* Start DATASET EXCERPTS *

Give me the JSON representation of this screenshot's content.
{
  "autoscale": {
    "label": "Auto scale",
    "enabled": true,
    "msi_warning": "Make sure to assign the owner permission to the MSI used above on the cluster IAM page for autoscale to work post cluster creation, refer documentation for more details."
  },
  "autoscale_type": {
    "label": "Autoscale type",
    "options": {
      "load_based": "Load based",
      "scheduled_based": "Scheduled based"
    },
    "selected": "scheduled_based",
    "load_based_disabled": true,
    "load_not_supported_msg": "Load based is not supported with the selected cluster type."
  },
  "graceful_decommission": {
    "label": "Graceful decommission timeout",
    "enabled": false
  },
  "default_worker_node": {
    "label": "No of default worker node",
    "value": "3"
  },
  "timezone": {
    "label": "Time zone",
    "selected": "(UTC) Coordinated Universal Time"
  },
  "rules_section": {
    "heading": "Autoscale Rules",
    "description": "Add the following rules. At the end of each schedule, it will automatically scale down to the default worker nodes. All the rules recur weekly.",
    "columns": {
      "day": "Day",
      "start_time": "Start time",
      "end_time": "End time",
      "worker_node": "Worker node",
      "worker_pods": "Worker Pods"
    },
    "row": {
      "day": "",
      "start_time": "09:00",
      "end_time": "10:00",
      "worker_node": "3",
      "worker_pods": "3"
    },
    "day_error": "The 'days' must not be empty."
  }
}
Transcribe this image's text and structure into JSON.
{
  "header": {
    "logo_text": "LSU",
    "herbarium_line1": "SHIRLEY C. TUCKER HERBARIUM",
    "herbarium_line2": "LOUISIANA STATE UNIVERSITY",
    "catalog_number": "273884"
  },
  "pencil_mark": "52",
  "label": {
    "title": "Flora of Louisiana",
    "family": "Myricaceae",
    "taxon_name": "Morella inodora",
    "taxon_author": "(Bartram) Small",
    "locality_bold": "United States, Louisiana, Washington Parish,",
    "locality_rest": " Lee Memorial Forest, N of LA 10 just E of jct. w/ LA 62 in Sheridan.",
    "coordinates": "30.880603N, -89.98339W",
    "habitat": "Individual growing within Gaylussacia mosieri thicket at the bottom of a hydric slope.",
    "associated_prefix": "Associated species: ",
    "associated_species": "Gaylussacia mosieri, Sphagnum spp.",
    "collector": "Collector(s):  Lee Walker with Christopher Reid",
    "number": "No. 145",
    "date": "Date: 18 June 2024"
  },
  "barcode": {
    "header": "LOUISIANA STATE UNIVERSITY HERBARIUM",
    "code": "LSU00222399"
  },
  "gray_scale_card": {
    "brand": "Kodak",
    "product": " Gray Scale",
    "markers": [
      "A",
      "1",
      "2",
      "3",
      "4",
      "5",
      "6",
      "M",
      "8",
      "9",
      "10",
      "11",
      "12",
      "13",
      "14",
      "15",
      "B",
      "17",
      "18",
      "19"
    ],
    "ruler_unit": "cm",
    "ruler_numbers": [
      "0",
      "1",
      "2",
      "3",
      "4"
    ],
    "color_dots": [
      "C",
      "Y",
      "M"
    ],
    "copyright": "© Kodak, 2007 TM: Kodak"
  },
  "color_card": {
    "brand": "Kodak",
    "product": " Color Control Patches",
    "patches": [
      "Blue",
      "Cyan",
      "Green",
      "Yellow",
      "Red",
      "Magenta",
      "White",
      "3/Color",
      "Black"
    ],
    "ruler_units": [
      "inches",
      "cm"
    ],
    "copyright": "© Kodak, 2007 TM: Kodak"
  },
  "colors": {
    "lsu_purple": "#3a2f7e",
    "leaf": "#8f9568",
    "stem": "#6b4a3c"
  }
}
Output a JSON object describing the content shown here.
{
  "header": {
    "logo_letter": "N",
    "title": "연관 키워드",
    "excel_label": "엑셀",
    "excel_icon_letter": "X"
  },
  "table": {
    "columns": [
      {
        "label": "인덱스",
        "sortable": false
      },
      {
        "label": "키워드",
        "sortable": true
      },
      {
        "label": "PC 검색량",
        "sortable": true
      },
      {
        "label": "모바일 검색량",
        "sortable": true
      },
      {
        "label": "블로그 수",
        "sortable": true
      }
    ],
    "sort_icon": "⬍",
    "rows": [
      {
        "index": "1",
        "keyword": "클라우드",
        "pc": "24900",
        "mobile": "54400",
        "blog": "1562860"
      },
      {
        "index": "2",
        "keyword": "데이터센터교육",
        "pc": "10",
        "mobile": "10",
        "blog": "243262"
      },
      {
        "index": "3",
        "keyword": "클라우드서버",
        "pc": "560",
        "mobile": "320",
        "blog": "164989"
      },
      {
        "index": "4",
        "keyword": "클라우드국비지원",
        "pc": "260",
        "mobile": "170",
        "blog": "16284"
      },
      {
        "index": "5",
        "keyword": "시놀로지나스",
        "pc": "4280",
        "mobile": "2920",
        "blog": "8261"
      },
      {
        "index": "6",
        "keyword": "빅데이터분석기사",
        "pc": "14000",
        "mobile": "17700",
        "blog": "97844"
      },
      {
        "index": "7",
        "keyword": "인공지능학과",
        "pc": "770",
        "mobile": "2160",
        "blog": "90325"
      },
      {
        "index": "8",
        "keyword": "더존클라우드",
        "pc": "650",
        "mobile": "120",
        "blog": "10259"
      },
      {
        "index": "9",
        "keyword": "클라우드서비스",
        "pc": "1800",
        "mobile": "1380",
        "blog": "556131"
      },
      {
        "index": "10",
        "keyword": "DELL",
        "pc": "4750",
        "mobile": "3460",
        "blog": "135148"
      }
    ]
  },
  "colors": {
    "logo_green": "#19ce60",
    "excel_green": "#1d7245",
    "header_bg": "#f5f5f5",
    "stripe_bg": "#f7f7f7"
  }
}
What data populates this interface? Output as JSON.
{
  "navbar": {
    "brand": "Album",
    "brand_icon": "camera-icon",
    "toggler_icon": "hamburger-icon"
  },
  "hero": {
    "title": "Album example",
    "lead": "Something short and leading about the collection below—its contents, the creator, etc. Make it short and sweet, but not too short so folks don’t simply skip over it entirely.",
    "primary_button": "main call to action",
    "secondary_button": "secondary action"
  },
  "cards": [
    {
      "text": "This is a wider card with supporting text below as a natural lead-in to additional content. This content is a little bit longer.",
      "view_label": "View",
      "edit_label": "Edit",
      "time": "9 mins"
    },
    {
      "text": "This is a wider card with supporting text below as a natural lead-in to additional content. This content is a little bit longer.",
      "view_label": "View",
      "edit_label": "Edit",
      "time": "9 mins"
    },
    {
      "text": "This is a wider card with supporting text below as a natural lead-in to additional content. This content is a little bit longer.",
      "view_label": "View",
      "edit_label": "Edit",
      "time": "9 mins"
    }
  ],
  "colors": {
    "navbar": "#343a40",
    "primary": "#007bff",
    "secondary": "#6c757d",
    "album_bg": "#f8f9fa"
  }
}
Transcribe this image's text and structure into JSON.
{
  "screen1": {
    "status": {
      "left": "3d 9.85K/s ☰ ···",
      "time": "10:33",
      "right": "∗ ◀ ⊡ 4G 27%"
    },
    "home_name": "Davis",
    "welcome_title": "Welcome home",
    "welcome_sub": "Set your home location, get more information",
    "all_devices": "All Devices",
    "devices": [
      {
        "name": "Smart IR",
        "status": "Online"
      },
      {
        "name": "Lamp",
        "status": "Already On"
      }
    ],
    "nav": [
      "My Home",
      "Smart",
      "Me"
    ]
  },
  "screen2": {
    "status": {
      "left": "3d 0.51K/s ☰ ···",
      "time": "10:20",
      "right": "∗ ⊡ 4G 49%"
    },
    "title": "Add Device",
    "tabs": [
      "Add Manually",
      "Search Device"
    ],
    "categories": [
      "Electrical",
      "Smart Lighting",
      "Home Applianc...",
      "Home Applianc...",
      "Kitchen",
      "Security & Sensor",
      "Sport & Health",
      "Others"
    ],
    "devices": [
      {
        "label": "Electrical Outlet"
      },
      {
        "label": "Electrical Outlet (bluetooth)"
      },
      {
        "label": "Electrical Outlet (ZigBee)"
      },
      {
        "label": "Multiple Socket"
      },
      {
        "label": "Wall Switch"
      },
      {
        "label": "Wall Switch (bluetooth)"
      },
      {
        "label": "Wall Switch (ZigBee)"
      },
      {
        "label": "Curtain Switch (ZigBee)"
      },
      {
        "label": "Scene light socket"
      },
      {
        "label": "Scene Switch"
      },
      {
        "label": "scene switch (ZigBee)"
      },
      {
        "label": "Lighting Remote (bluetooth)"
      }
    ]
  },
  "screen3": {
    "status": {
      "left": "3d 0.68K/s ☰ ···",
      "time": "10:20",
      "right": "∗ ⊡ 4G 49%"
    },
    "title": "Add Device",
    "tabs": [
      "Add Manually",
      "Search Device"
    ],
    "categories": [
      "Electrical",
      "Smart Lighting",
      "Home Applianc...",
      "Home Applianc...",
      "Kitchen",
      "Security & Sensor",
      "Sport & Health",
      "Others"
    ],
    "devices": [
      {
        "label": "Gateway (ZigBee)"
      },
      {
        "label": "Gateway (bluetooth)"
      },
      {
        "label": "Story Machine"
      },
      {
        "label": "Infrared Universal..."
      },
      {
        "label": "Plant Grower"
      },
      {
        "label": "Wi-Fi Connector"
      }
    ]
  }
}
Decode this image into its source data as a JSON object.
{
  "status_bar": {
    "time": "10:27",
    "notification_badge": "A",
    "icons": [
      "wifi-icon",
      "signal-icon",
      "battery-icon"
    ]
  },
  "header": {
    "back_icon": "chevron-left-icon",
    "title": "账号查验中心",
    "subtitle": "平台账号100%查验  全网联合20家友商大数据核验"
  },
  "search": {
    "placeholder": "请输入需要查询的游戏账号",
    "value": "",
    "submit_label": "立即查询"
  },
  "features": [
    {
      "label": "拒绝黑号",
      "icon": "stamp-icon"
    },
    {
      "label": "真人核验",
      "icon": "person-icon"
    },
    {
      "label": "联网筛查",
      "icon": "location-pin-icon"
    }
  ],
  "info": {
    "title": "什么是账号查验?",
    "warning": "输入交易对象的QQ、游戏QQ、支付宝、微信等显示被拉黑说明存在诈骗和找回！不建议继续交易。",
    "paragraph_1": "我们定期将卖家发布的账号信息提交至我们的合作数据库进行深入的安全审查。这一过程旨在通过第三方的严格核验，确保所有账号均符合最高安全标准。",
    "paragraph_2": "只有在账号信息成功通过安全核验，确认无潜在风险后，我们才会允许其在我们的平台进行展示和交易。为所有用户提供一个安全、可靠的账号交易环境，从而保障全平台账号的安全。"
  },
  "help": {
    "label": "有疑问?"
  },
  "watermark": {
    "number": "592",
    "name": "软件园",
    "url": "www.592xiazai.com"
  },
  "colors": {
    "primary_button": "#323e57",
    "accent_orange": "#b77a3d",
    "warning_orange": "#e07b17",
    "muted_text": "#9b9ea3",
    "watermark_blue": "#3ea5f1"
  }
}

* End DATASET EXCERPTS *

PROMPT
Search the records for the word "mobile". Copy every line that has it.

SOLUTION
        "mobile": "54400",
        "mobile": "10",
        "mobile": "320",
        "mobile": "170",
        "mobile": "2920",
        "mobile": "17700",
        "mobile": "2160",
        "mobile": "120",
        "mobile": "1380",
        "mobile": "3460",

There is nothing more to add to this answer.